> [Tekst do czytania]
W skardze do Sądu administracyjnego skarżący powtórzyli zarzuty zawarte w odwołaniu. Ponadto podnieśli, iż organy administracji dopuściły się naruszenia art. 157 ustawy o gospodarce nieruchomościami nie przedkładając operatu szacunkowego do oceny organizacji zawodowej rzeczoznawców majątkowych. Skarżący wskazali również, że przy sporządzaniu operatu szacunkowego naruszono wszelkie wymogi dotyczące podobieństwa nieruchomości, a zwłaszcza art. 4 pkt 16 ustawy o gospodarce nieruchomościami. Podnieśli, że nie sposób uznać za podobne nieruchomości o cenie jednostkowej 0,10 zł/m2 i 33,98 zł/m2.
Skarżący zarzucili też, iż w operacie szacunkowym, określając wartość nieruchomości przed zmianą planu miejscowego, nie podano wymaganego prawem (art. 4 pkt 17 ustawy o gospodarce nieruchomościami) stanu technicznego i użytkowego oraz stanu otoczenia nieruchomości, jako elementów rozstrzygających o wartości. Zdaniem skarżących rzeczoznawca błędnie uprościł opis nieruchomości przed uchwaleniem planu, stwierdzając, że była wówczas przeznaczona na cele rolne. Podnieśli, że skoro cele rolne to również cele ogrodnicze, warzywnicze, sadownicze i szkółkarskie, a nieruchomość ma 0,46 ha powierzchni, to wykluczona jest na niej wielkotowarowa produkcja polowa z obsługą wielkogabarytowych maszyn rolniczych i kombajnów. W takiej sytuacji uznać należało, że przed uchwaleniem nowego planu istniała możliwość realizacji zabudowy gospodarczej związanej z produkcją, a nawet zabudowa zagrodowa. Potwierdzeniem tego jest, jak podnieśli, zabudowa istniejąca w sąsiedztwie przedmiotowej nieruchomości. Dlatego, zdaniem skarżących, uznać należy, że rzeczoznawca błędnie rozpoznał, zdiagnozował i opisał rynek nieruchomości tożsamych z wycenianą, co musiało skutkować uzyskaniem błędnego wyniku określenia wartości.
Odnosząc się do ustalenia w operacie szacunkowym wartości nieruchomości po uchwaleniu planu skarżący zarzucili błędne przyjęcie, że nieruchomości o cenach jednostkowych 21,40 zł/m2 i 203,30 zł/m2 są do siebie podobne. Ponadto zarzucili, że rzeczoznawca, a w konsekwencji organy obu instancji, pominął fakt, że drogi dojazdowe związane z obsługą komunikacyjną zajmują grunt o powierzchni 12% obszaru całej działki oraz że wedle planu miejscowego na zieleń ogrodową należy przeznaczyć przynajmniej 60% powierzchni działki.

> [Dane wejściowe]
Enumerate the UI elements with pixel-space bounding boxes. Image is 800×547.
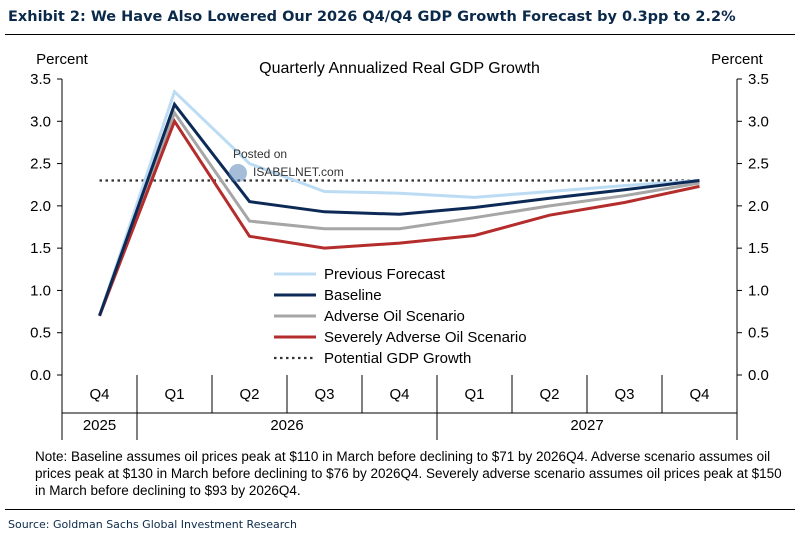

> [Lista zadań]
1 - Streść w dwóch zdaniach tekst o skardze do sądu administracyjnego.
2 - We fragmencie tekstu o skardze, który zaczyna się od słów „W skardze do”, a kończy na „i 33,98 zł/m2.”, zastąp „operatu szacunkowego” wyrażeniem „raportu z wyceny” i przepisz cały ten fragment.

> [Odpowiedzi do zadań]
1 - W skardze do sądu administracyjnego skarżący powtórzyli zarzuty z odwołania i zarzucili naruszenie art. 157 ustawy o gospodarce nieruchomościami, ponieważ operatu szacunkowego nie przedłożono do oceny organizacji zawodowej rzeczoznawców majątkowych. Podnieśli też, że w operacie naruszono wymogi dotyczące podobieństwa nieruchomości oraz że rzeczoznawca błędnie opisał nieruchomość przed uchwaleniem planu, a przy wycenie po jego uchwaleniu pominął drogi dojazdowe zajmujące 12% działki i wymóg przeznaczenia co najmniej 60% jej powierzchni na zieleń ogrodową.

2 -
W skardze do Sądu administracyjnego skarżący powtórzyli zarzuty zawarte w odwołaniu. Ponadto podnieśli, iż organy administracji dopuściły się naruszenia art. 157 ustawy o gospodarce nieruchomościami nie przedkładając raportu z wyceny do oceny organizacji zawodowej rzeczoznawców majątkowych. Skarżący wskazali również, że przy sporządzaniu raportu z wyceny naruszono wszelkie wymogi dotyczące podobieństwa nieruchomości, a zwłaszcza art. 4 pkt 16 ustawy o gospodarce nieruchomościami. Podnieśli, że nie sposób uznać za podobne nieruchomości o cenie jednostkowej 0,10 zł/m2 i 33,98 zł/m2.